PAGE EXTRACT:
*-*-*

7. Almost finished. Lengthening the blades of Unit 3’s low-pressure turbine from 30 to 34 inches increased the low-pressure section’s efficiency by 5%. Courtesy: AmerenUE

Excelsior ever upward with capacity

A project similar to the upgrade of Labadie Plant was recently completed at KeySpan Corp.’s four-unit, 1,520-MW Northport Power Station on Long Island. Northport has 1960s- and 1970s-vintage steam turbines from General Electric. In the fall of 2004, it was the 375-MW Unit 3’s turn for rejuvenation. The main reliability problem of Unit 3’s turbine was internal seal leakage that was reducing the unit’s peak output and increasing its heat rate.

KeySpan typically tests its units regularly and overhauls them about every seven years. Northport Unit 3 hadn’t gotten a facelift since 1997. Before its scheduled turbine overhaul in 2004, Unit 3 hadn’t been performing up to snuff. For example, tests indicated that the unit was load-limited by its 15-MW main boiler feed pump throughout 2003 and early 2004. Main steam temperature also was limited—by increasing hot reheat temperatures and by the steady falloff in first-stage pressure since the unit’s last overhaul. Due to these issues—and many others—Unit 3’s corrected load had dropped 20 to 30 MW below expectations. All signs pointed to increased HP/IP leakage of an unacceptable level.

*-*-*

ASSIGNMENT A:
From the Northport turbine passage, copy the text starting at the words "Excelsior ever upward" and ending after the words "its heat rate.".
ASSIGNMENT B:
According to the Northport turbine passage, how often does KeySpan overhaul its units?

*-*-*

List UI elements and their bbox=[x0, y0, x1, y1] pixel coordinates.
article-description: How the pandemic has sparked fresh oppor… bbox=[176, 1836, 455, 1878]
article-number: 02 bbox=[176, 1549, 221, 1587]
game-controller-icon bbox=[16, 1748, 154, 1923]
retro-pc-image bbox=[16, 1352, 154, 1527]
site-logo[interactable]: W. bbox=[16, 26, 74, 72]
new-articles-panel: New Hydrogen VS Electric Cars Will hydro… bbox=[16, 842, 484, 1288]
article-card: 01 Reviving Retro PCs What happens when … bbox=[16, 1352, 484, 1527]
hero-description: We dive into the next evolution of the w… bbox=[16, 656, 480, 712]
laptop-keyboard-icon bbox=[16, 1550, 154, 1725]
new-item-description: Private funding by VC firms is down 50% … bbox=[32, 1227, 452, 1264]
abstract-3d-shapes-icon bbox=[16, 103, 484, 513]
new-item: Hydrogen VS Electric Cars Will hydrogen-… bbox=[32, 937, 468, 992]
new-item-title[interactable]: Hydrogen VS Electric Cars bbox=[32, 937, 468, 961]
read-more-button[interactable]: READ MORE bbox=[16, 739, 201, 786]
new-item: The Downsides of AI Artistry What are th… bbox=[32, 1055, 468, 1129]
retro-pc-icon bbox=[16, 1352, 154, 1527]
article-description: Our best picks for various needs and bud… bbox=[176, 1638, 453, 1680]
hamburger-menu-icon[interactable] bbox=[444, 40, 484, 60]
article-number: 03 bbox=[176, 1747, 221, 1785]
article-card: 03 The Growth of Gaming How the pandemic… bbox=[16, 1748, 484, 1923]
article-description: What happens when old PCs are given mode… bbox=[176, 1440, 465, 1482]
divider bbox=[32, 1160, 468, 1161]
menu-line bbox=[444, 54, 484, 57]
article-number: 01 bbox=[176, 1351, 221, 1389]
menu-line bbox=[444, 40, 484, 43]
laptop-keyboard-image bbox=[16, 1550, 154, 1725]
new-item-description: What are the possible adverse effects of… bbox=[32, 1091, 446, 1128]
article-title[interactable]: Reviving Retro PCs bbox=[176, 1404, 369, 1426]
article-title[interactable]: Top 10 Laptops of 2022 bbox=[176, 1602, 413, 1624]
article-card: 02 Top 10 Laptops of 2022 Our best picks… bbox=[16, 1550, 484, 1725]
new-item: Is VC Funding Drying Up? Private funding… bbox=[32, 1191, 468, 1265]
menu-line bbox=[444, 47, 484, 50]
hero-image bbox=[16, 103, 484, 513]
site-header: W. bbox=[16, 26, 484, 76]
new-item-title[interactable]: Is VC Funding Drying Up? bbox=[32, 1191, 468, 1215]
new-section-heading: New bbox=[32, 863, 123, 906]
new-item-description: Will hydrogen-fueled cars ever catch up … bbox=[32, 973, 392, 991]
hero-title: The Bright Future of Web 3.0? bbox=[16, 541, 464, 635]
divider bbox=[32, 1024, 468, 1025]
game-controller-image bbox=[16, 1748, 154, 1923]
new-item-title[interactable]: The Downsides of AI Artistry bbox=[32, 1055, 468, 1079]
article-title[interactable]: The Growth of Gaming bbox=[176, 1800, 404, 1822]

*-*-*

ANSWER A:
Excelsior ever upward with capacity

A project similar to the upgrade of Labadie Plant was recently completed at KeySpan Corp.’s four-unit, 1,520-MW Northport Power Station on Long Island. Northport has 1960s- and 1970s-vintage steam turbines from General Electric. In the fall of 2004, it was the 375-MW Unit 3’s turn for rejuvenation. The main reliability problem of Unit 3’s turbine was internal seal leakage that was reducing the unit’s peak output and increasing its heat rate.

ANSWER B:
About every seven years.